- [WHAT YOU WILL DO] Among these lines, how many include "name"? Answer only with the number.
begin DATA RECORDS
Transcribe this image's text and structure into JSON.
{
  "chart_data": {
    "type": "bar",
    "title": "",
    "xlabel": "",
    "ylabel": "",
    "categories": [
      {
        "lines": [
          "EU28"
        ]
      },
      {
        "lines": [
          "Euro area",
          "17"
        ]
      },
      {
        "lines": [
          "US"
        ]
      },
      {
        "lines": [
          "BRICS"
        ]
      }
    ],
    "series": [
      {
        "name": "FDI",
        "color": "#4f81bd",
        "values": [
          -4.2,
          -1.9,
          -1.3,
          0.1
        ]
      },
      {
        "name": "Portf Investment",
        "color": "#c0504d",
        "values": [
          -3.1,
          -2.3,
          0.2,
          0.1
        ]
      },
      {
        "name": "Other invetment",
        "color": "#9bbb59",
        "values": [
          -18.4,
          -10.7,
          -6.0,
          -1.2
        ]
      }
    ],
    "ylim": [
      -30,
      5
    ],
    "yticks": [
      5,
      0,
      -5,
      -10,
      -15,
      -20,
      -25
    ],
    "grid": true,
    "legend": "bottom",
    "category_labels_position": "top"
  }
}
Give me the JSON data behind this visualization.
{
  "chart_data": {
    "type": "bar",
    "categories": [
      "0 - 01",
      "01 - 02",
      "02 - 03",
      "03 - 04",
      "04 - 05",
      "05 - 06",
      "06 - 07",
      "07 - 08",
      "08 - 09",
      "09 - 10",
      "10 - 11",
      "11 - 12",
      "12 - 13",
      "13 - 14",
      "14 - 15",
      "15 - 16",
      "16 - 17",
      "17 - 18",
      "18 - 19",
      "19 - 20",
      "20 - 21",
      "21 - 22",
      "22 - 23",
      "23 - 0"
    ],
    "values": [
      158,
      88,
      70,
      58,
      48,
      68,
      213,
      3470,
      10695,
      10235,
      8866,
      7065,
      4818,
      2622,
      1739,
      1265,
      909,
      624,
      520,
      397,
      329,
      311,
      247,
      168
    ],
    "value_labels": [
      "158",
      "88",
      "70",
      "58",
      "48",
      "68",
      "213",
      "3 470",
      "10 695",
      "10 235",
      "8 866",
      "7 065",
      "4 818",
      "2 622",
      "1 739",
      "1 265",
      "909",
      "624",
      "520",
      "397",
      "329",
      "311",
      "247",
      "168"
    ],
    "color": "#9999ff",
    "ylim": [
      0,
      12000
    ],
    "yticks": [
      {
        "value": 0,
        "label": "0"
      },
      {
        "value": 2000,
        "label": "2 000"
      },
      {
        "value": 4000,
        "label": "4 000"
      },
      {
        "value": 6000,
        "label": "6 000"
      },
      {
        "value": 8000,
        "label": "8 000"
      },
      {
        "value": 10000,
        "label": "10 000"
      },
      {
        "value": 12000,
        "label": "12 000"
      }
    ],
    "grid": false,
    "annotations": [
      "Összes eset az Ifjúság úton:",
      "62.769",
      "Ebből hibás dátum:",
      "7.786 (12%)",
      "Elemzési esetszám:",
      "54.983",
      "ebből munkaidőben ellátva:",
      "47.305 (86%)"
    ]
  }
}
end DATA RECORDS
- [EXERCISE SOLUTION] 3